GIVEN DATA
□ □ □
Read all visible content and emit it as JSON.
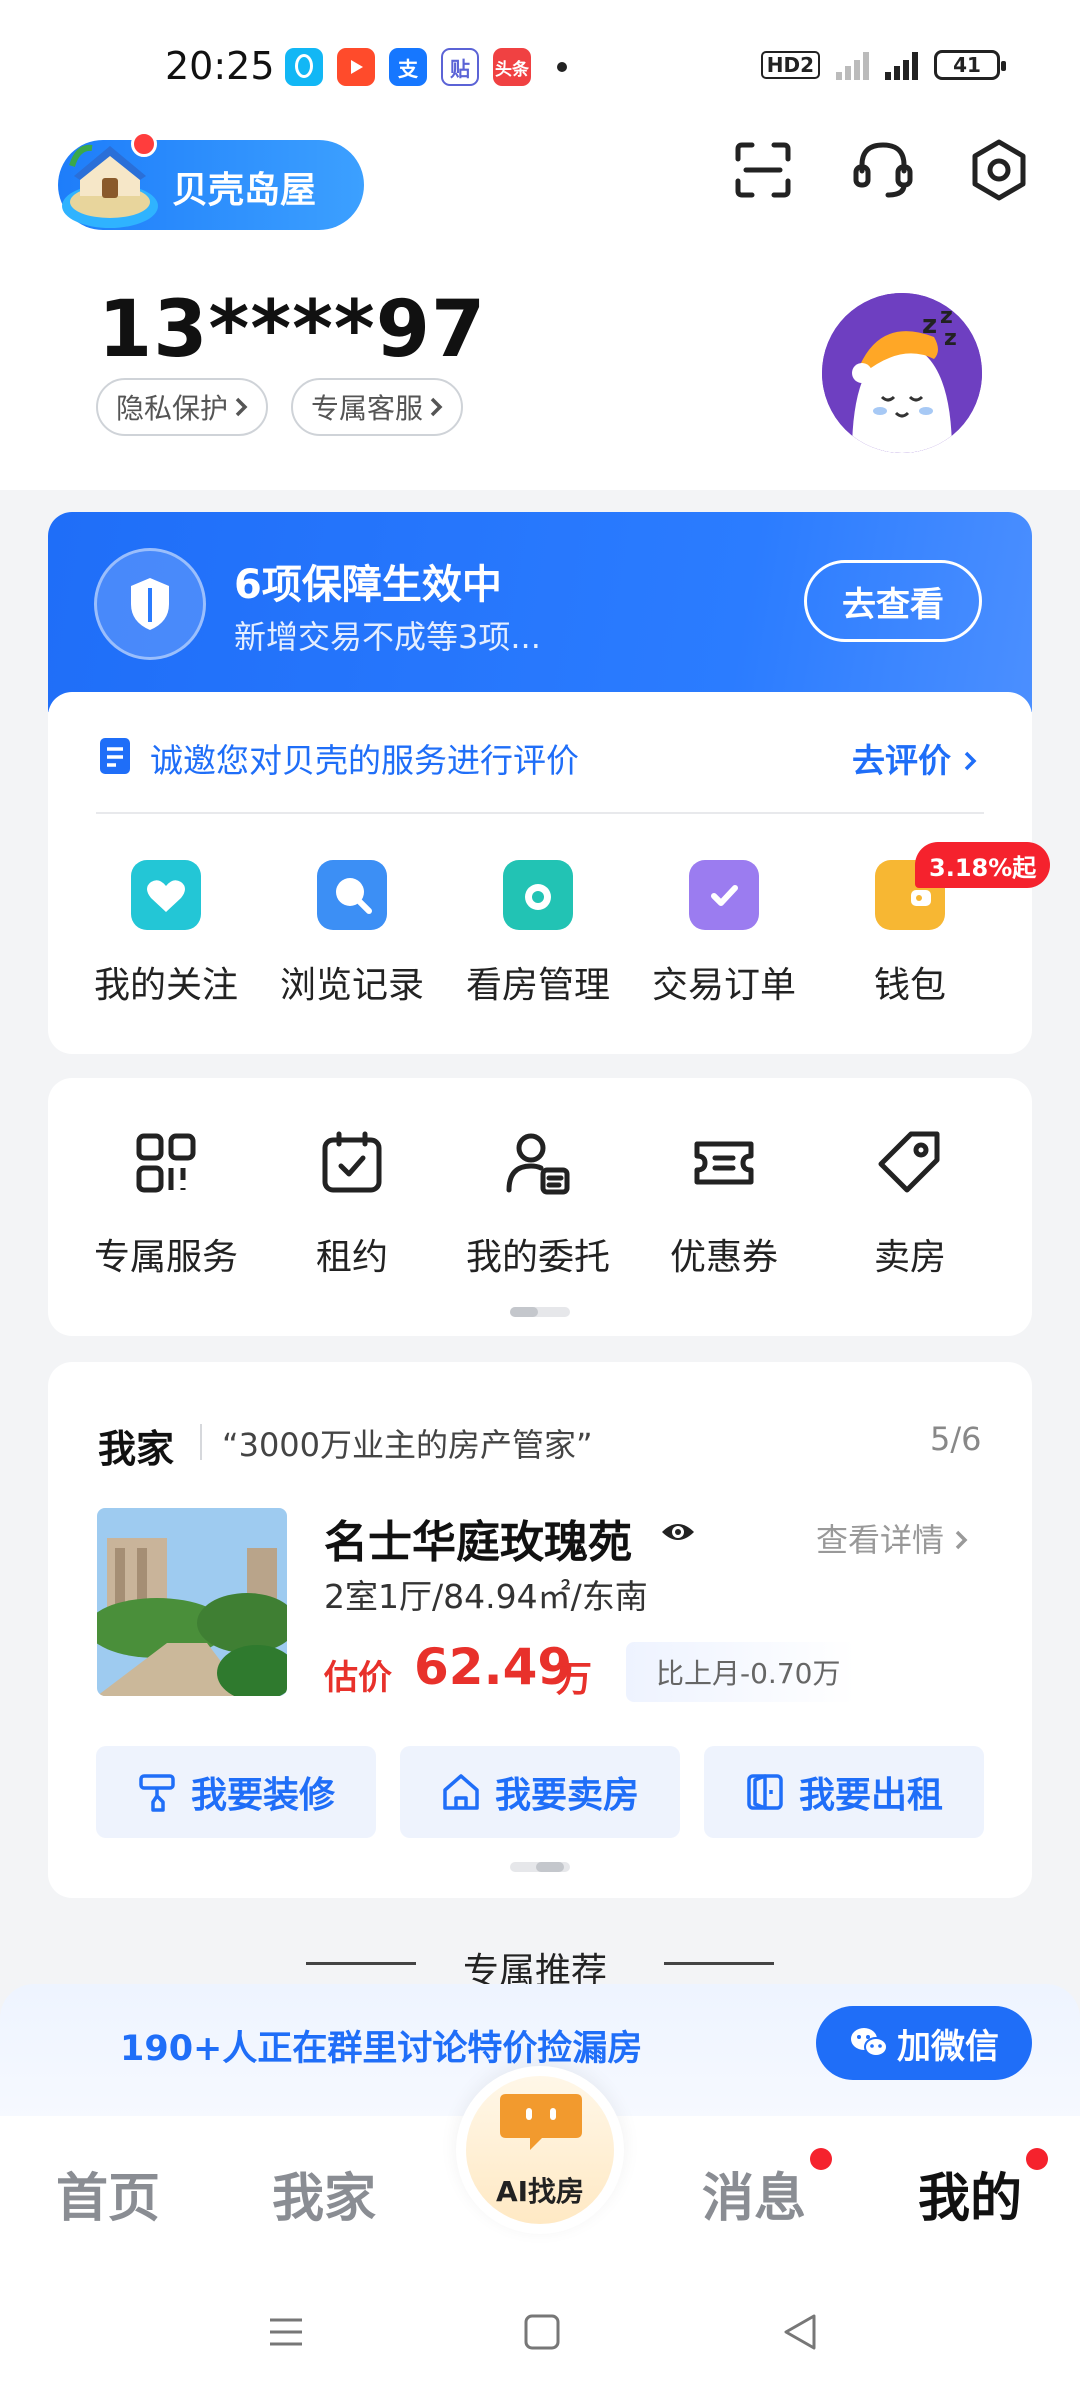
{
  "status_bar": {
    "time": "20:25",
    "hd": "HD2",
    "network": "5G",
    "battery": "41"
  },
  "header": {
    "brand": "贝壳岛屋",
    "phone": "13****97",
    "privacy": "隐私保护",
    "service": "专属客服"
  },
  "guarantee": {
    "title": "6项保障生效中",
    "subtitle": "新增交易不成等3项...",
    "button": "去查看"
  },
  "review": {
    "text": "诚邀您对贝壳的服务进行评价",
    "link": "去评价"
  },
  "services": [
    {
      "label": "我的关注",
      "icon": "heart-icon",
      "color": "#23c6d6"
    },
    {
      "label": "浏览记录",
      "icon": "search-icon",
      "color": "#3c8ff5"
    },
    {
      "label": "看房管理",
      "icon": "camera-icon",
      "color": "#22c3b4"
    },
    {
      "label": "交易订单",
      "icon": "clipboard-check-icon",
      "color": "#9b7cf0"
    },
    {
      "label": "钱包",
      "icon": "wallet-icon",
      "color": "#f7b733"
    }
  ],
  "wallet_badge": "3.18%起",
  "tools": [
    {
      "label": "专属服务",
      "icon": "grid-icon"
    },
    {
      "label": "租约",
      "icon": "calendar-check-icon"
    },
    {
      "label": "我的委托",
      "icon": "user-card-icon"
    },
    {
      "label": "优惠券",
      "icon": "ticket-icon"
    },
    {
      "label": "卖房",
      "icon": "tag-icon"
    }
  ],
  "home": {
    "title": "我家",
    "slogan": "“3000万业主的房产管家”",
    "page": "5/6",
    "name": "名士华庭玫瑰苑",
    "detail_link": "查看详情",
    "spec": "2室1厅/84.94㎡/东南",
    "price_label": "估价",
    "price": "62.49",
    "price_unit": "万",
    "delta": "比上月-0.70万",
    "actions": [
      {
        "label": "我要装修",
        "icon": "paint-roller-icon"
      },
      {
        "label": "我要卖房",
        "icon": "home-icon"
      },
      {
        "label": "我要出租",
        "icon": "door-icon"
      }
    ]
  },
  "recommend": {
    "title": "专属推荐"
  },
  "wechat_banner": {
    "text": "190+人正在群里讨论特价捡漏房",
    "button": "加微信"
  },
  "bottom_nav": {
    "items": [
      "首页",
      "我家",
      "AI找房",
      "消息",
      "我的"
    ],
    "active": "我的"
  },
  "colors": {
    "primary": "#1f6ef8",
    "price": "#e8312b",
    "badge": "#f5222d"
  }
}
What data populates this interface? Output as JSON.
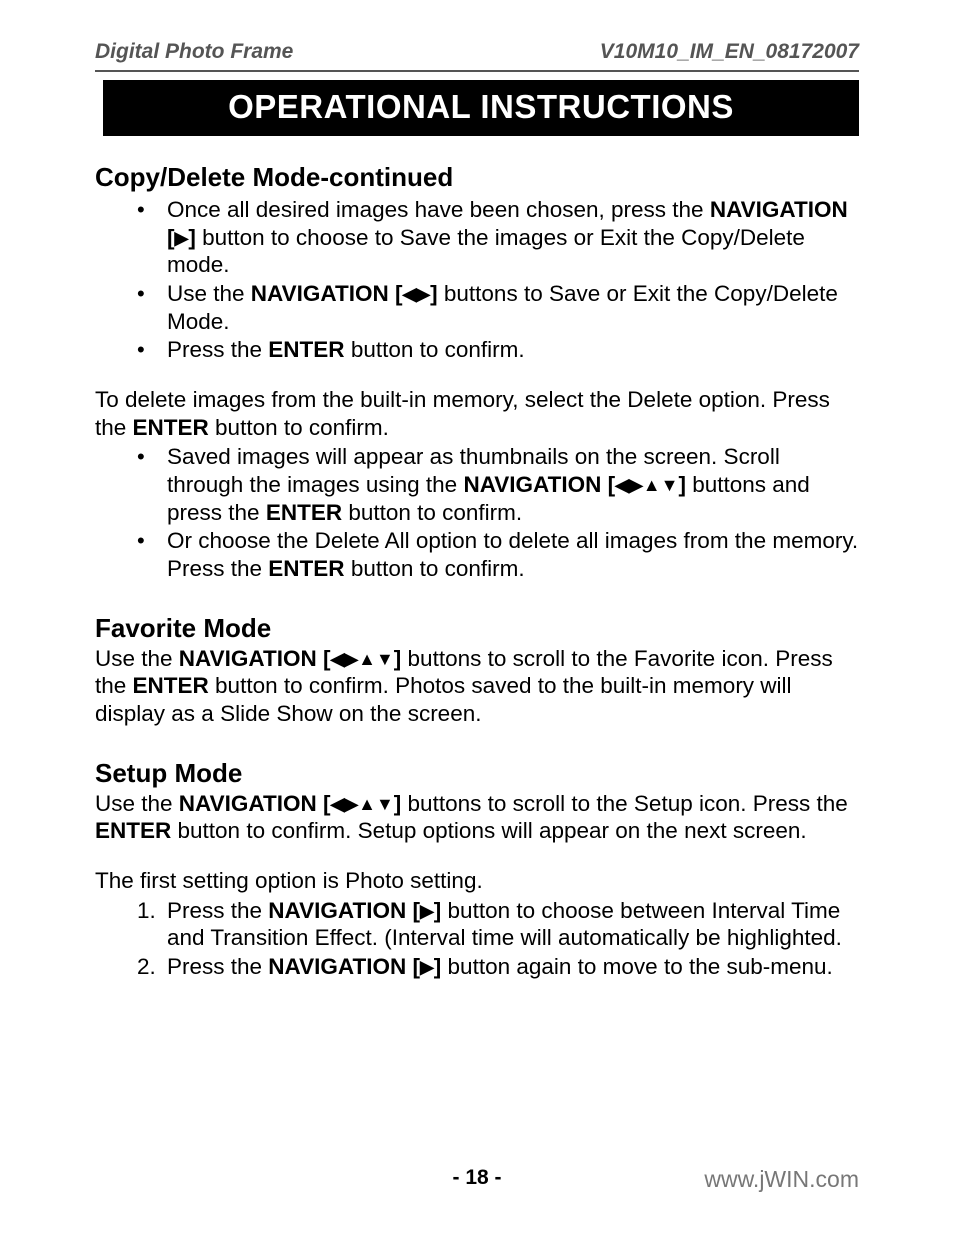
{
  "header": {
    "left": "Digital Photo Frame",
    "right": "V10M10_IM_EN_08172007"
  },
  "title": "OPERATIONAL INSTRUCTIONS",
  "s1": {
    "heading": "Copy/Delete Mode-continued",
    "b1a": "Once all desired images have been chosen, press the ",
    "b1b": "NAVIGATION [",
    "b1c": "]",
    "b1d": " button to choose to Save the images or Exit the Copy/Delete mode.",
    "b2a": "Use the ",
    "b2b": "NAVIGATION [",
    "b2c": "]",
    "b2d": " buttons to Save or Exit the Copy/Delete Mode.",
    "b3a": "Press the ",
    "b3b": "ENTER",
    "b3c": " button to confirm.",
    "p1a": "To delete images from the built-in memory, select the Delete option. Press the ",
    "p1b": "ENTER",
    "p1c": " button to confirm.",
    "b4a": "Saved images will appear as thumbnails on the screen. Scroll through the images using the ",
    "b4b": "NAVIGATION [",
    "b4c": "]",
    "b4d": " buttons and press the ",
    "b4e": "ENTER",
    "b4f": " button to confirm.",
    "b5a": "Or choose the Delete All option to delete all images from the memory. Press the ",
    "b5b": "ENTER",
    "b5c": " button to confirm."
  },
  "s2": {
    "heading": "Favorite Mode",
    "p1a": "Use the ",
    "p1b": "NAVIGATION [",
    "p1c": "]",
    "p1d": " buttons to scroll to the Favorite icon. Press the ",
    "p1e": "ENTER",
    "p1f": " button to confirm. Photos saved to the built-in memory will display as a Slide Show on the screen."
  },
  "s3": {
    "heading": "Setup Mode",
    "p1a": "Use the ",
    "p1b": "NAVIGATION [",
    "p1c": "]",
    "p1d": " buttons to scroll to the Setup icon. Press the ",
    "p1e": "ENTER",
    "p1f": " button to confirm. Setup options will appear on the next screen.",
    "p2": "The first setting option is Photo setting.",
    "n1num": "1.",
    "n1a": "Press the ",
    "n1b": "NAVIGATION [",
    "n1c": "]",
    "n1d": " button to choose between Interval Time and Transition Effect. (Interval time will automatically be highlighted.",
    "n2num": "2.",
    "n2a": "Press the ",
    "n2b": "NAVIGATION [",
    "n2c": "]",
    "n2d": " button again to move to the sub-menu."
  },
  "footer": {
    "page": "- 18 -",
    "url": "www.jWIN.com"
  },
  "tri": {
    "right": "▶",
    "left": "◀",
    "up": "▲",
    "down": "▼"
  }
}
□ □ □
DO THIS
State the number of lines in this listing that contain the string "appear", and add nothing else.

SOLUTION
2